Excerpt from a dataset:

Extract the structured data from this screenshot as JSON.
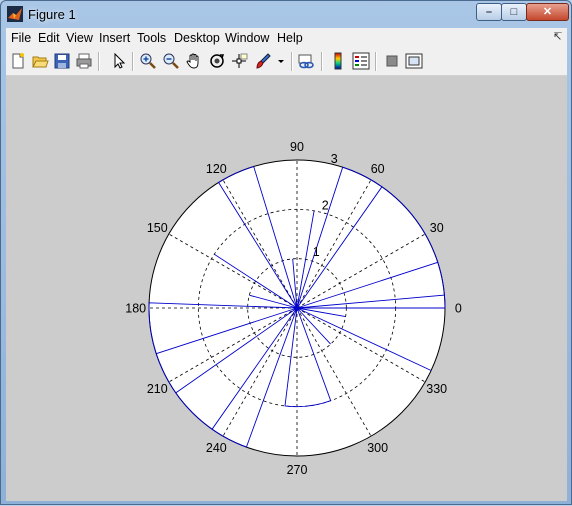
{
  "window": {
    "title": "Figure 1",
    "controls": [
      "minimize",
      "maximize",
      "close"
    ]
  },
  "menu": [
    "File",
    "Edit",
    "View",
    "Insert",
    "Tools",
    "Desktop",
    "Window",
    "Help"
  ],
  "toolbar": [
    "new-figure-icon",
    "open-file-icon",
    "save-icon",
    "print-icon",
    "edit-plot-arrow-icon",
    "zoom-in-icon",
    "zoom-out-icon",
    "pan-hand-icon",
    "rotate-3d-icon",
    "data-cursor-icon",
    "brush-icon",
    "link-plot-icon",
    "colorbar-icon",
    "legend-icon",
    "hide-plot-tools-icon",
    "show-plot-tools-icon"
  ],
  "colors": {
    "grid": "#000000",
    "data": "#0000cc",
    "figure_bg": "#cccccc",
    "axes_bg": "#ffffff"
  },
  "chart_data": {
    "type": "polar",
    "title": "",
    "angle_ticks": [
      "0",
      "30",
      "60",
      "90",
      "120",
      "150",
      "180",
      "210",
      "240",
      "270",
      "300",
      "330"
    ],
    "radius_ticks": [
      "1",
      "2",
      "3"
    ],
    "rlim": [
      0,
      3
    ],
    "grid": true,
    "series": [
      {
        "values": [
          {
            "theta": 0,
            "r": 3
          },
          {
            "theta": 5,
            "r": 3
          },
          {
            "theta": 18,
            "r": 3
          },
          {
            "theta": 55,
            "r": 3
          },
          {
            "theta": 72,
            "r": 3
          },
          {
            "theta": 80,
            "r": 2
          },
          {
            "theta": 95,
            "r": 1
          },
          {
            "theta": 107,
            "r": 3
          },
          {
            "theta": 122,
            "r": 3
          },
          {
            "theta": 147,
            "r": 2
          },
          {
            "theta": 165,
            "r": 1
          },
          {
            "theta": 178,
            "r": 3
          },
          {
            "theta": 198,
            "r": 3
          },
          {
            "theta": 215,
            "r": 3
          },
          {
            "theta": 235,
            "r": 3
          },
          {
            "theta": 250,
            "r": 3
          },
          {
            "theta": 263,
            "r": 2
          },
          {
            "theta": 290,
            "r": 2
          },
          {
            "theta": 313,
            "r": 1
          },
          {
            "theta": 335,
            "r": 3
          },
          {
            "theta": 350,
            "r": 1
          }
        ]
      }
    ]
  }
}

_AIM_. Return each line exactly as written. Any picture gets left out.

_REPLY_.
Extract the structured data from this screenshot as JSON.
{
  "window": {
    "title": "Figure 1",
    "controls": [
      "minimize",
      "maximize",
      "close"
    ]
  },
  "menu": [
    "File",
    "Edit",
    "View",
    "Insert",
    "Tools",
    "Desktop",
    "Window",
    "Help"
  ],
  "toolbar": [
    "new-figure-icon",
    "open-file-icon",
    "save-icon",
    "print-icon",
    "edit-plot-arrow-icon",
    "zoom-in-icon",
    "zoom-out-icon",
    "pan-hand-icon",
    "rotate-3d-icon",
    "data-cursor-icon",
    "brush-icon",
    "link-plot-icon",
    "colorbar-icon",
    "legend-icon",
    "hide-plot-tools-icon",
    "show-plot-tools-icon"
  ],
  "colors": {
    "grid": "#000000",
    "data": "#0000cc",
    "figure_bg": "#cccccc",
    "axes_bg": "#ffffff"
  },
  "chart_data": {
    "type": "polar",
    "title": "",
    "angle_ticks": [
      "0",
      "30",
      "60",
      "90",
      "120",
      "150",
      "180",
      "210",
      "240",
      "270",
      "300",
      "330"
    ],
    "radius_ticks": [
      "1",
      "2",
      "3"
    ],
    "rlim": [
      0,
      3
    ],
    "grid": true,
    "series": [
      {
        "values": [
          {
            "theta": 0,
            "r": 3
          },
          {
            "theta": 5,
            "r": 3
          },
          {
            "theta": 18,
            "r": 3
          },
          {
            "theta": 55,
            "r": 3
          },
          {
            "theta": 72,
            "r": 3
          },
          {
            "theta": 80,
            "r": 2
          },
          {
            "theta": 95,
            "r": 1
          },
          {
            "theta": 107,
            "r": 3
          },
          {
            "theta": 122,
            "r": 3
          },
          {
            "theta": 147,
            "r": 2
          },
          {
            "theta": 165,
            "r": 1
          },
          {
            "theta": 178,
            "r": 3
          },
          {
            "theta": 198,
            "r": 3
          },
          {
            "theta": 215,
            "r": 3
          },
          {
            "theta": 235,
            "r": 3
          },
          {
            "theta": 250,
            "r": 3
          },
          {
            "theta": 263,
            "r": 2
          },
          {
            "theta": 290,
            "r": 2
          },
          {
            "theta": 313,
            "r": 1
          },
          {
            "theta": 335,
            "r": 3
          },
          {
            "theta": 350,
            "r": 1
          }
        ]
      }
    ]
  }
}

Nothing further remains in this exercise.